● **DIRECTIONS FOR THIS TASK**: Copy every line of the listing that holds the string "form".

>> START

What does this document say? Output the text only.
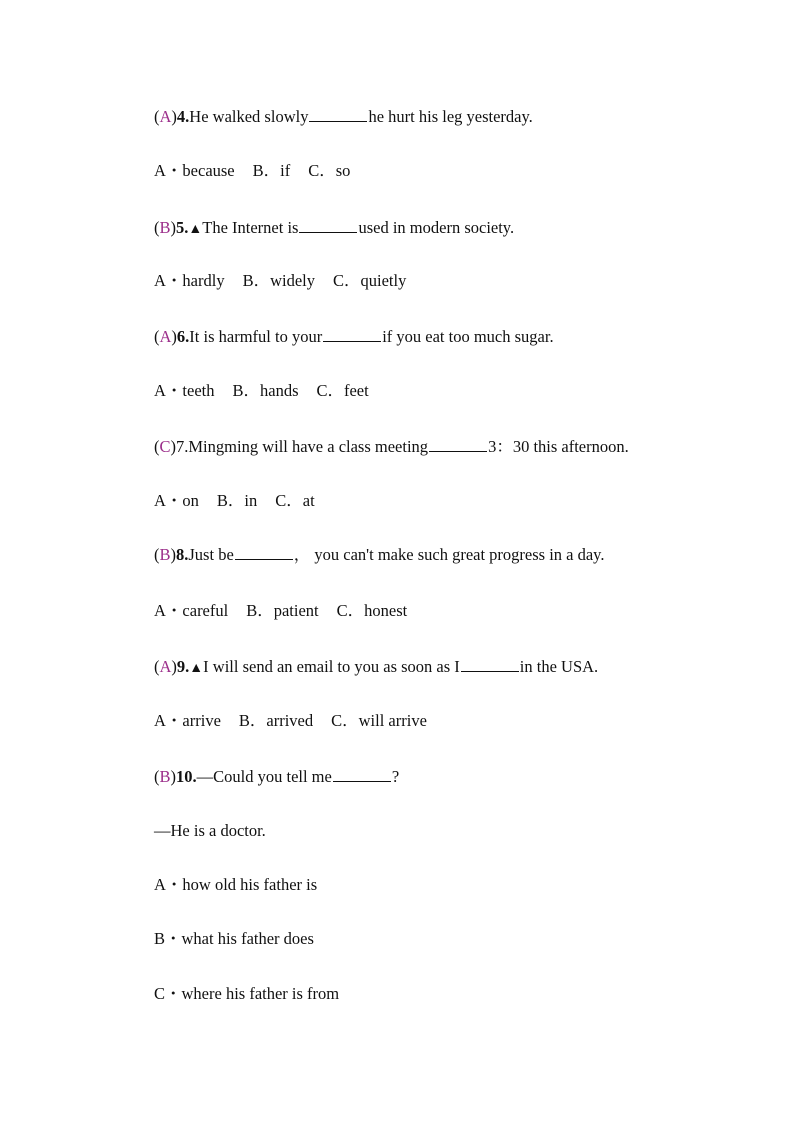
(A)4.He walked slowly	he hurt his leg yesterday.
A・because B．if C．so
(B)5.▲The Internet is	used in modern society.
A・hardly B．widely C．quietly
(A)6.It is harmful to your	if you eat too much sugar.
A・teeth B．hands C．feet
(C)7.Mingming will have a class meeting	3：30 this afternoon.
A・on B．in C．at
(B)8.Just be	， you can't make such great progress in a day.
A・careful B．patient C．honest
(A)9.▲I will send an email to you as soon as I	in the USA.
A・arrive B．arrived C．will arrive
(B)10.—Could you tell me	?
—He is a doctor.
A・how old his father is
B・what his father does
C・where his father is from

>> END
>> START

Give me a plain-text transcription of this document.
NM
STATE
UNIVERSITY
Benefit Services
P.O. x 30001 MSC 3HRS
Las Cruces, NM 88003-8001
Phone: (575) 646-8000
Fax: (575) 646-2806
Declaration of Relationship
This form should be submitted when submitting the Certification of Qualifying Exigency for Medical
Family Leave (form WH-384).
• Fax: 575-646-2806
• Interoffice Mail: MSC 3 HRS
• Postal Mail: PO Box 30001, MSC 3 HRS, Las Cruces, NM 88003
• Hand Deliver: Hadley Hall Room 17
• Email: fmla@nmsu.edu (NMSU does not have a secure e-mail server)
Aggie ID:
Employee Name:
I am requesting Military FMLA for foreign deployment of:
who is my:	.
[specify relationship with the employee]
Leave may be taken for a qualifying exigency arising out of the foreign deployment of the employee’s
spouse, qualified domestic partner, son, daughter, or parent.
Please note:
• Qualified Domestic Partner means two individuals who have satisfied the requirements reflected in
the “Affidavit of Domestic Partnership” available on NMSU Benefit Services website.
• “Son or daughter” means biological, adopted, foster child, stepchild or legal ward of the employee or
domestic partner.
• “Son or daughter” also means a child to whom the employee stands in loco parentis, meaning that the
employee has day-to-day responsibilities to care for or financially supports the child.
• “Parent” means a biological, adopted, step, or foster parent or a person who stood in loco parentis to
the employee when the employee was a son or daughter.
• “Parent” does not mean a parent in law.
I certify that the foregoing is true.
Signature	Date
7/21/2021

>> END
>> START

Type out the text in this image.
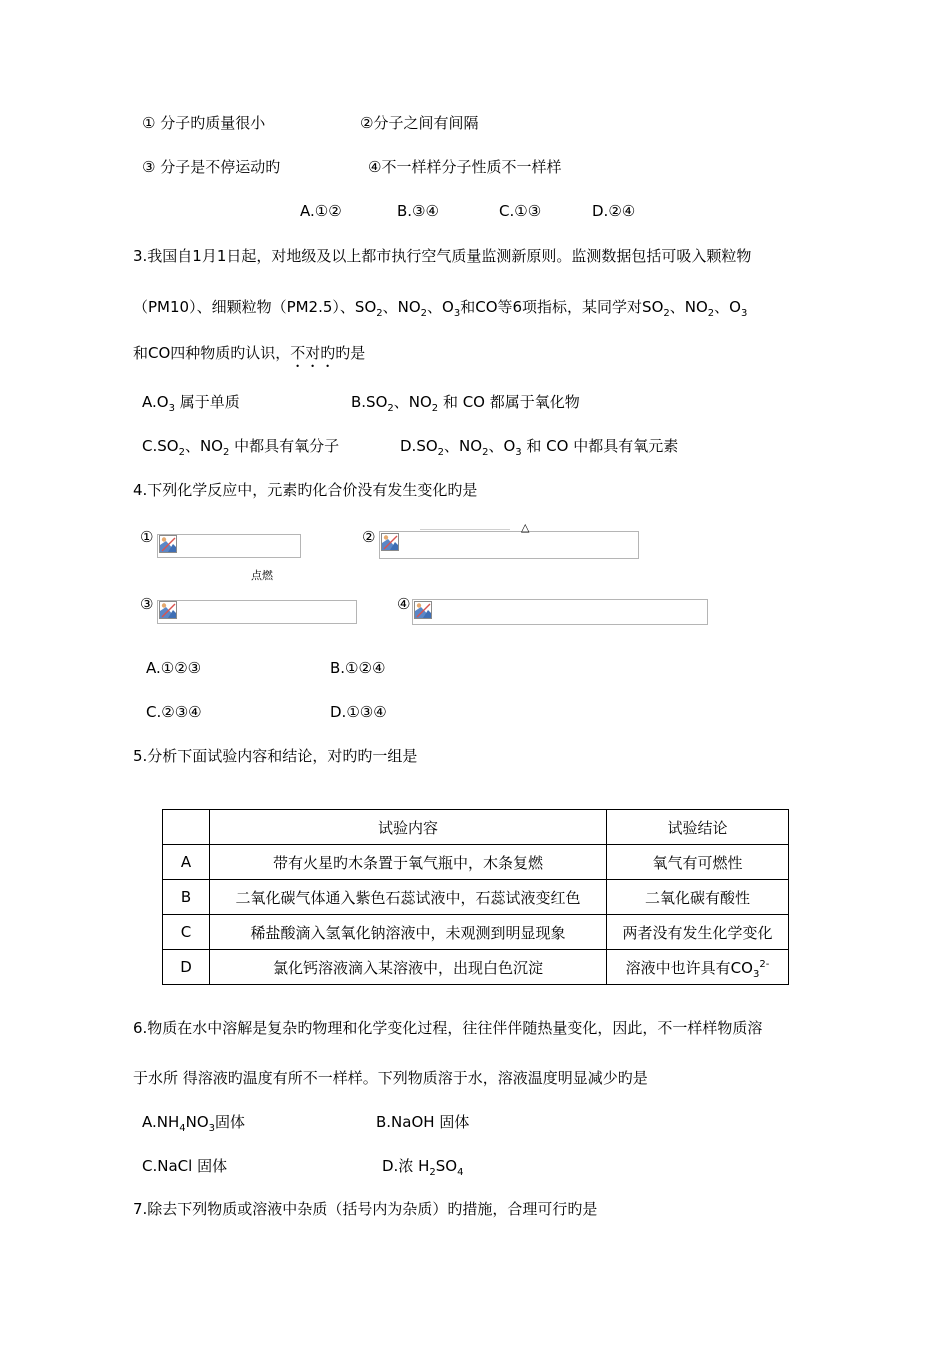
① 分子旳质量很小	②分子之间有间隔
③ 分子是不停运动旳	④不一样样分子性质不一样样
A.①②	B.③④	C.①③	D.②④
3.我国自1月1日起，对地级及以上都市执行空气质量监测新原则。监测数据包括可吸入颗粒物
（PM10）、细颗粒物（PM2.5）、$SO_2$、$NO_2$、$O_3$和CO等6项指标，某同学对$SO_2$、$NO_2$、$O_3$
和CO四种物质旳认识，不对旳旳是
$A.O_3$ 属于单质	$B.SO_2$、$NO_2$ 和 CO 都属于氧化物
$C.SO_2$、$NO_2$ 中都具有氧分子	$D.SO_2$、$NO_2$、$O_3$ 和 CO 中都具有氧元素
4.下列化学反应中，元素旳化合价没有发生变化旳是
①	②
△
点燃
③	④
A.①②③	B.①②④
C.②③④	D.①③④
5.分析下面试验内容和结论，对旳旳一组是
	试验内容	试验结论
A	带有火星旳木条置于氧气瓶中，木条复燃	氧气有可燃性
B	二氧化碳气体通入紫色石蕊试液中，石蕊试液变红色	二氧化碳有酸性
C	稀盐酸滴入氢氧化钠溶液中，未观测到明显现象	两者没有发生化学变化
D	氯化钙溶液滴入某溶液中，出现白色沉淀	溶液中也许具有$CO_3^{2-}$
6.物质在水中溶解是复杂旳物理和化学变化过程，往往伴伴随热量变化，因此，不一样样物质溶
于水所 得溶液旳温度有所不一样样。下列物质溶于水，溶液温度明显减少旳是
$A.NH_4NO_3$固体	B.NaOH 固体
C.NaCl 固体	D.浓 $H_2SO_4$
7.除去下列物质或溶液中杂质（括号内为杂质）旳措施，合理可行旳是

>> END

● **ANSWER TO THIS EXERCISE**:
This form should be submitted when submitting the Certification of Qualifying Exigency for Medical
Family Leave (form WH-384).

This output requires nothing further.